* _Aim_
Pull each line containing "Announcement" out of the data and copy it.

[Stored items from a collection]
=======

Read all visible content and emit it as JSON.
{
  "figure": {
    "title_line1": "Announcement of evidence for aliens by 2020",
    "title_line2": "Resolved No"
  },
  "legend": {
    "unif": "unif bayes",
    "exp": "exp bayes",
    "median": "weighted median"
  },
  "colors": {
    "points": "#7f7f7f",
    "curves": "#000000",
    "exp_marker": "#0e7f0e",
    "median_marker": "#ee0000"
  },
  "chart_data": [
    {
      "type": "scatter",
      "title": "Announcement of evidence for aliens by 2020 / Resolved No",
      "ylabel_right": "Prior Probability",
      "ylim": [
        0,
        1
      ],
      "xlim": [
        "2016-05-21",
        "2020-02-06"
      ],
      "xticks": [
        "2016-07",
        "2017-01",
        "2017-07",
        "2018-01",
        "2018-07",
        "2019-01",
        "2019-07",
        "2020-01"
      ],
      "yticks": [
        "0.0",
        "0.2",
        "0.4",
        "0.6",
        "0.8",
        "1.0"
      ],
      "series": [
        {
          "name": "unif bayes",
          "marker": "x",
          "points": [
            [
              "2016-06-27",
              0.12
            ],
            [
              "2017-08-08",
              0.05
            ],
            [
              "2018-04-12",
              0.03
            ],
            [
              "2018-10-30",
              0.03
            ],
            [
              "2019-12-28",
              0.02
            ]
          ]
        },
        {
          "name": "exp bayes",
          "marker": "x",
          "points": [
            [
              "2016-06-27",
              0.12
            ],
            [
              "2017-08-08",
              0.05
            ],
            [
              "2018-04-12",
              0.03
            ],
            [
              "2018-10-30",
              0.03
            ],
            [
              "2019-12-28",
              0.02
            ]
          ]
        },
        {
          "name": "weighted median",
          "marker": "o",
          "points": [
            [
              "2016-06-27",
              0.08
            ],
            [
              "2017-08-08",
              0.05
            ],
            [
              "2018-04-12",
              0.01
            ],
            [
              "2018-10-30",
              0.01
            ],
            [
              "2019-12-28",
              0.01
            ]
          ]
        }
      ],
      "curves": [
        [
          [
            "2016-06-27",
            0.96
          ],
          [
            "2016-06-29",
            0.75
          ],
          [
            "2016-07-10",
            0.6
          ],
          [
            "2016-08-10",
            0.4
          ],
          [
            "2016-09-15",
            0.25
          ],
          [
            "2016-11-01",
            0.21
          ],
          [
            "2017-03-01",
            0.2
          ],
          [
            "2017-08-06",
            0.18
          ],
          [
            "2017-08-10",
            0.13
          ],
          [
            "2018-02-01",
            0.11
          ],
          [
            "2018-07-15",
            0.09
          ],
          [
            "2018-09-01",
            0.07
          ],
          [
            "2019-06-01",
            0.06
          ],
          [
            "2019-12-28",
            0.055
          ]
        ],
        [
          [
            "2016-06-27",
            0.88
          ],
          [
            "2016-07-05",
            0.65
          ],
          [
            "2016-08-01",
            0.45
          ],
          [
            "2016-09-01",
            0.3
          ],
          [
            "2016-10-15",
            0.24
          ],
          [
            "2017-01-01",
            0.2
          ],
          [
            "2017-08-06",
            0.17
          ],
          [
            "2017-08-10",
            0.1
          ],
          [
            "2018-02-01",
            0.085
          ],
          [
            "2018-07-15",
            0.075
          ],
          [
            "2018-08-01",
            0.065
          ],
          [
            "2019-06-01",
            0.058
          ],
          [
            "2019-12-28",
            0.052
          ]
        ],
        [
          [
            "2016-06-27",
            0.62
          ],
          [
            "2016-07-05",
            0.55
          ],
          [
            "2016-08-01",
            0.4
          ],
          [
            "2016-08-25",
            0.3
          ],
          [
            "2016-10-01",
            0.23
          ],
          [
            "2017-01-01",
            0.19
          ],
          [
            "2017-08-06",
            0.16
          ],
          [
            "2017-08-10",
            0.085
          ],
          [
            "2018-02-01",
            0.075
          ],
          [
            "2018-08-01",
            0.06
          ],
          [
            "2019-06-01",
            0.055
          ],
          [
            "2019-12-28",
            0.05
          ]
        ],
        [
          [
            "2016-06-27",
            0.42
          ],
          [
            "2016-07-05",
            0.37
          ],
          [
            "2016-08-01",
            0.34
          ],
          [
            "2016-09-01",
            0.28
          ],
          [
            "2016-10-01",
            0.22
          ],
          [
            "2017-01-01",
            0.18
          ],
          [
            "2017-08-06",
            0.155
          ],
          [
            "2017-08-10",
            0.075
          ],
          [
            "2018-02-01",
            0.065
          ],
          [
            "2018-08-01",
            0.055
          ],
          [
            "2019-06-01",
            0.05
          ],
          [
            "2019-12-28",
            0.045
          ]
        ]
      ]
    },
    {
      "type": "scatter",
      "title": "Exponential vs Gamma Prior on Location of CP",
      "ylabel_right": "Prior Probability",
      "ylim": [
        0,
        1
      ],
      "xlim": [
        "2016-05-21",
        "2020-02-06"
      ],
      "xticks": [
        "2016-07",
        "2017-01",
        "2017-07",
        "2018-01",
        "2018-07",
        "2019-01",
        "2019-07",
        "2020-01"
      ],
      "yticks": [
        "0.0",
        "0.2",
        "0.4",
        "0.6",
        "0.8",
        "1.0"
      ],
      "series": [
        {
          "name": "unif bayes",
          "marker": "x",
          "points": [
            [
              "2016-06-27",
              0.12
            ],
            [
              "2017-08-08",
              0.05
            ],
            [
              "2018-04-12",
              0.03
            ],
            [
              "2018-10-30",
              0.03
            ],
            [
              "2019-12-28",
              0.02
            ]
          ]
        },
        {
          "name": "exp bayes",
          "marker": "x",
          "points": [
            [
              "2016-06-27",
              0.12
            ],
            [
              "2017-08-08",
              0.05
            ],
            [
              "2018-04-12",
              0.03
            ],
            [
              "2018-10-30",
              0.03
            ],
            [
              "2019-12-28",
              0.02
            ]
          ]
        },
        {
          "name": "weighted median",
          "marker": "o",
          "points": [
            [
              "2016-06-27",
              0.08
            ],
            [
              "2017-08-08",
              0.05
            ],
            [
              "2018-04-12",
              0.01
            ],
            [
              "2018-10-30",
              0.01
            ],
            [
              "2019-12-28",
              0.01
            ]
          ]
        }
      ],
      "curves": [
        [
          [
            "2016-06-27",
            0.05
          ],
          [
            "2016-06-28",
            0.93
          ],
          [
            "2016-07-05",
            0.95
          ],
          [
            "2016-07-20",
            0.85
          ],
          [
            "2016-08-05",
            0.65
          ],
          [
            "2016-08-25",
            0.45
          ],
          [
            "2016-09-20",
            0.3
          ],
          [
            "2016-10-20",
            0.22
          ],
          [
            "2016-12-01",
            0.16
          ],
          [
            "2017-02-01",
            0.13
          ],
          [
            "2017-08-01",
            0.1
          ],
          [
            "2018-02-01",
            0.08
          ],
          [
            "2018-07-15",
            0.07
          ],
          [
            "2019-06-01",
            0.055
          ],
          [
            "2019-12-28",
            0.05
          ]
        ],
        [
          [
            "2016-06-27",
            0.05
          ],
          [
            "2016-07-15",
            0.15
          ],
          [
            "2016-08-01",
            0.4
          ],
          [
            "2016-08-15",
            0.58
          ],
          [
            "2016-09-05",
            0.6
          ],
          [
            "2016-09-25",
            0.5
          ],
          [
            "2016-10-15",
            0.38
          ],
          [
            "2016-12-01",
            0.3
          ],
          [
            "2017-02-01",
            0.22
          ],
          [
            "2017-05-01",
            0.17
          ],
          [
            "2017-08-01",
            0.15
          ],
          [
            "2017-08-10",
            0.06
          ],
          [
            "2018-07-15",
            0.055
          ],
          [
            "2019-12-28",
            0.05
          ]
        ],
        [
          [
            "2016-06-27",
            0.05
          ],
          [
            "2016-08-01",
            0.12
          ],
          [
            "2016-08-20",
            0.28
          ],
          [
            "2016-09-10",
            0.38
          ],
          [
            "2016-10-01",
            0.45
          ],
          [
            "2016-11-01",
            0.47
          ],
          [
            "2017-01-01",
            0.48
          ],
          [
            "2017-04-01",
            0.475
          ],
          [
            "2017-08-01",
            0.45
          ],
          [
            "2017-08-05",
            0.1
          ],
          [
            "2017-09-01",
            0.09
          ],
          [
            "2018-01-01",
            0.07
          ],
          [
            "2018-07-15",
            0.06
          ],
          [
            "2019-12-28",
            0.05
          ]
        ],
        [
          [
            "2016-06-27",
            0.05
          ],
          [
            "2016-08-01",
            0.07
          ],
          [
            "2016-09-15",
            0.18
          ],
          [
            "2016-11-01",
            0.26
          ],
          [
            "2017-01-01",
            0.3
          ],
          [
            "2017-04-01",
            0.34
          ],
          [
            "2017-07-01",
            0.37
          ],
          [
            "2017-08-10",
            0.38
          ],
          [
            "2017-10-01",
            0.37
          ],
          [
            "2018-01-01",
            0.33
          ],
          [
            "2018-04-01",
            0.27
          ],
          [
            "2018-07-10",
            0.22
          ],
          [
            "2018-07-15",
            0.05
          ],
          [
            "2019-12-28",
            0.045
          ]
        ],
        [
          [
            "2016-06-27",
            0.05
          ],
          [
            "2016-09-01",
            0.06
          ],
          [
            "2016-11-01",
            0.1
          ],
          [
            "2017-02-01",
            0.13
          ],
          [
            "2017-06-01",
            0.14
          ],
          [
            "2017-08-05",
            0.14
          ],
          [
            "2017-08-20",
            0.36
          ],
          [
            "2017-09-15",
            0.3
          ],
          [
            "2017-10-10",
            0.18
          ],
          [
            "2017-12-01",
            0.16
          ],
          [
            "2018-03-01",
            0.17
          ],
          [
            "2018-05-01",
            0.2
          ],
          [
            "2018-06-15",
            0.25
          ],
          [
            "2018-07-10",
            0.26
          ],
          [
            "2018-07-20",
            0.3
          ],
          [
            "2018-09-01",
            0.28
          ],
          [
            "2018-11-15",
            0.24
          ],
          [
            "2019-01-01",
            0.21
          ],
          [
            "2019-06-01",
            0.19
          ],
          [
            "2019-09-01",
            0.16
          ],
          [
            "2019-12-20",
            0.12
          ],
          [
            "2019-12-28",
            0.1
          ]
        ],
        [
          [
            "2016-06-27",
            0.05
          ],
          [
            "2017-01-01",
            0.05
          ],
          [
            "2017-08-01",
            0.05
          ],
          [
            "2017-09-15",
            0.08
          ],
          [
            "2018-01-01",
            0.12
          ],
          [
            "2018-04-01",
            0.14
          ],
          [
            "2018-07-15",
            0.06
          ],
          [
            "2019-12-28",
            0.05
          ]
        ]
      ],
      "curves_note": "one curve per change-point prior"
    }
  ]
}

=======

* _Problem solution_
    "title_line1": "Announcement of evidence for aliens by 2020",
      "title": "Announcement of evidence for aliens by 2020 / Resolved No",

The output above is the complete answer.